## Job
Write out the material exactly. Do not include the pictures.

---------------

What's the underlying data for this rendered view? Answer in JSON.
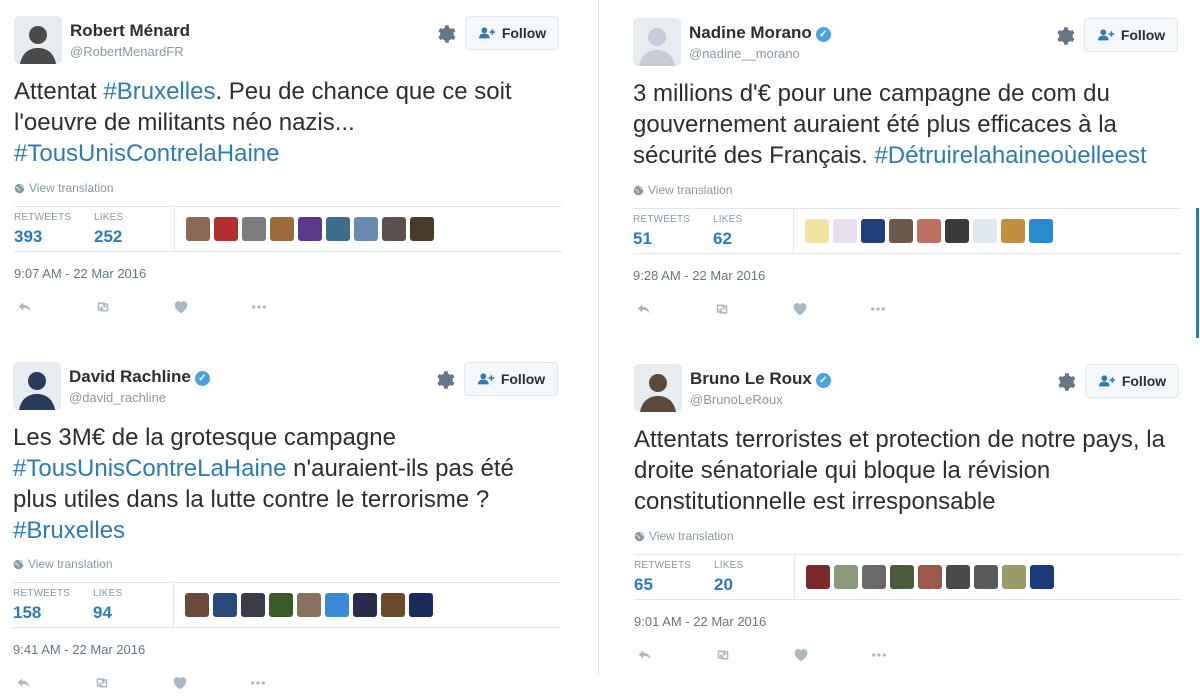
{
  "tweets": [
    {
      "name": "Robert Ménard",
      "verified": false,
      "handle": "@RobertMenardFR",
      "follow_label": "Follow",
      "body_parts": [
        {
          "t": "Attentat ",
          "tag": false
        },
        {
          "t": "#Bruxelles",
          "tag": true
        },
        {
          "t": ". Peu de chance que ce soit l'oeuvre de militants néo nazis... ",
          "tag": false
        },
        {
          "t": "#TousUnisContrelaHaine",
          "tag": true
        }
      ],
      "view_translation": "View translation",
      "retweets_label": "RETWEETS",
      "retweets": "393",
      "likes_label": "LIKES",
      "likes": "252",
      "likers": [
        "#8a6a55",
        "#b03030",
        "#7d7d7d",
        "#9c6b3c",
        "#5b3a8c",
        "#3e6e8e",
        "#6a8bb0",
        "#5a5050",
        "#4a3a2a"
      ],
      "timestamp": "9:07 AM - 22 Mar 2016",
      "avatar_color": "#4a4a4a"
    },
    {
      "name": "Nadine Morano",
      "verified": true,
      "handle": "@nadine__morano",
      "follow_label": "Follow",
      "body_parts": [
        {
          "t": "3 millions d'€ pour une campagne de com du gouvernement auraient été plus efficaces à la sécurité des Français. ",
          "tag": false
        },
        {
          "t": "#Détruirelahaineoùelleest",
          "tag": true
        }
      ],
      "view_translation": "View translation",
      "retweets_label": "RETWEETS",
      "retweets": "51",
      "likes_label": "LIKES",
      "likes": "62",
      "likers": [
        "#f3e3a0",
        "#e8e0f0",
        "#1f3f7a",
        "#6b5a4a",
        "#c07060",
        "#3a3a3a",
        "#e0e8f0",
        "#c09040",
        "#2a8ad0"
      ],
      "timestamp": "9:28 AM - 22 Mar 2016",
      "avatar_color": "#c9c9d8"
    },
    {
      "name": "David Rachline",
      "verified": true,
      "handle": "@david_rachline",
      "follow_label": "Follow",
      "body_parts": [
        {
          "t": "Les 3M€ de la grotesque campagne ",
          "tag": false
        },
        {
          "t": "#TousUnisContreLaHaine",
          "tag": true
        },
        {
          "t": " n'auraient-ils pas été plus utiles dans la lutte contre le terrorisme ? ",
          "tag": false
        },
        {
          "t": "#Bruxelles",
          "tag": true
        }
      ],
      "view_translation": "View translation",
      "retweets_label": "RETWEETS",
      "retweets": "158",
      "likes_label": "LIKES",
      "likes": "94",
      "likers": [
        "#6a4a3a",
        "#2a4a7a",
        "#3a3a4a",
        "#3a5a2a",
        "#8a7060",
        "#3a8ad8",
        "#2a2a4a",
        "#6a4a2a",
        "#1a2a5a"
      ],
      "timestamp": "9:41 AM - 22 Mar 2016",
      "avatar_color": "#2a3a5a"
    },
    {
      "name": "Bruno Le Roux",
      "verified": true,
      "handle": "@BrunoLeRoux",
      "follow_label": "Follow",
      "body_parts": [
        {
          "t": "Attentats terroristes et protection de notre pays, la droite sénatoriale qui bloque la révision constitutionnelle est irresponsable",
          "tag": false
        }
      ],
      "view_translation": "View translation",
      "retweets_label": "RETWEETS",
      "retweets": "65",
      "likes_label": "LIKES",
      "likes": "20",
      "likers": [
        "#7a2a2a",
        "#8a9a7a",
        "#6a6a6a",
        "#4a5a3a",
        "#9a5a4a",
        "#4a4a4a",
        "#5a5a5a",
        "#9a9a6a",
        "#1a3a7a"
      ],
      "timestamp": "9:01 AM - 22 Mar 2016",
      "avatar_color": "#5a4a3a"
    }
  ]
}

---------------

## Correct answer
What's the underlying data for this rendered view? Answer in JSON.
{
  "tweets": [
    {
      "name": "Robert Ménard",
      "verified": false,
      "handle": "@RobertMenardFR",
      "follow_label": "Follow",
      "body_parts": [
        {
          "t": "Attentat ",
          "tag": false
        },
        {
          "t": "#Bruxelles",
          "tag": true
        },
        {
          "t": ". Peu de chance que ce soit l'oeuvre de militants néo nazis... ",
          "tag": false
        },
        {
          "t": "#TousUnisContrelaHaine",
          "tag": true
        }
      ],
      "view_translation": "View translation",
      "retweets_label": "RETWEETS",
      "retweets": "393",
      "likes_label": "LIKES",
      "likes": "252",
      "likers": [
        "#8a6a55",
        "#b03030",
        "#7d7d7d",
        "#9c6b3c",
        "#5b3a8c",
        "#3e6e8e",
        "#6a8bb0",
        "#5a5050",
        "#4a3a2a"
      ],
      "timestamp": "9:07 AM - 22 Mar 2016",
      "avatar_color": "#4a4a4a"
    },
    {
      "name": "Nadine Morano",
      "verified": true,
      "handle": "@nadine__morano",
      "follow_label": "Follow",
      "body_parts": [
        {
          "t": "3 millions d'€ pour une campagne de com du gouvernement auraient été plus efficaces à la sécurité des Français. ",
          "tag": false
        },
        {
          "t": "#Détruirelahaineoùelleest",
          "tag": true
        }
      ],
      "view_translation": "View translation",
      "retweets_label": "RETWEETS",
      "retweets": "51",
      "likes_label": "LIKES",
      "likes": "62",
      "likers": [
        "#f3e3a0",
        "#e8e0f0",
        "#1f3f7a",
        "#6b5a4a",
        "#c07060",
        "#3a3a3a",
        "#e0e8f0",
        "#c09040",
        "#2a8ad0"
      ],
      "timestamp": "9:28 AM - 22 Mar 2016",
      "avatar_color": "#c9c9d8"
    },
    {
      "name": "David Rachline",
      "verified": true,
      "handle": "@david_rachline",
      "follow_label": "Follow",
      "body_parts": [
        {
          "t": "Les 3M€ de la grotesque campagne ",
          "tag": false
        },
        {
          "t": "#TousUnisContreLaHaine",
          "tag": true
        },
        {
          "t": " n'auraient-ils pas été plus utiles dans la lutte contre le terrorisme ? ",
          "tag": false
        },
        {
          "t": "#Bruxelles",
          "tag": true
        }
      ],
      "view_translation": "View translation",
      "retweets_label": "RETWEETS",
      "retweets": "158",
      "likes_label": "LIKES",
      "likes": "94",
      "likers": [
        "#6a4a3a",
        "#2a4a7a",
        "#3a3a4a",
        "#3a5a2a",
        "#8a7060",
        "#3a8ad8",
        "#2a2a4a",
        "#6a4a2a",
        "#1a2a5a"
      ],
      "timestamp": "9:41 AM - 22 Mar 2016",
      "avatar_color": "#2a3a5a"
    },
    {
      "name": "Bruno Le Roux",
      "verified": true,
      "handle": "@BrunoLeRoux",
      "follow_label": "Follow",
      "body_parts": [
        {
          "t": "Attentats terroristes et protection de notre pays, la droite sénatoriale qui bloque la révision constitutionnelle est irresponsable",
          "tag": false
        }
      ],
      "view_translation": "View translation",
      "retweets_label": "RETWEETS",
      "retweets": "65",
      "likes_label": "LIKES",
      "likes": "20",
      "likers": [
        "#7a2a2a",
        "#8a9a7a",
        "#6a6a6a",
        "#4a5a3a",
        "#9a5a4a",
        "#4a4a4a",
        "#5a5a5a",
        "#9a9a6a",
        "#1a3a7a"
      ],
      "timestamp": "9:01 AM - 22 Mar 2016",
      "avatar_color": "#5a4a3a"
    }
  ]
}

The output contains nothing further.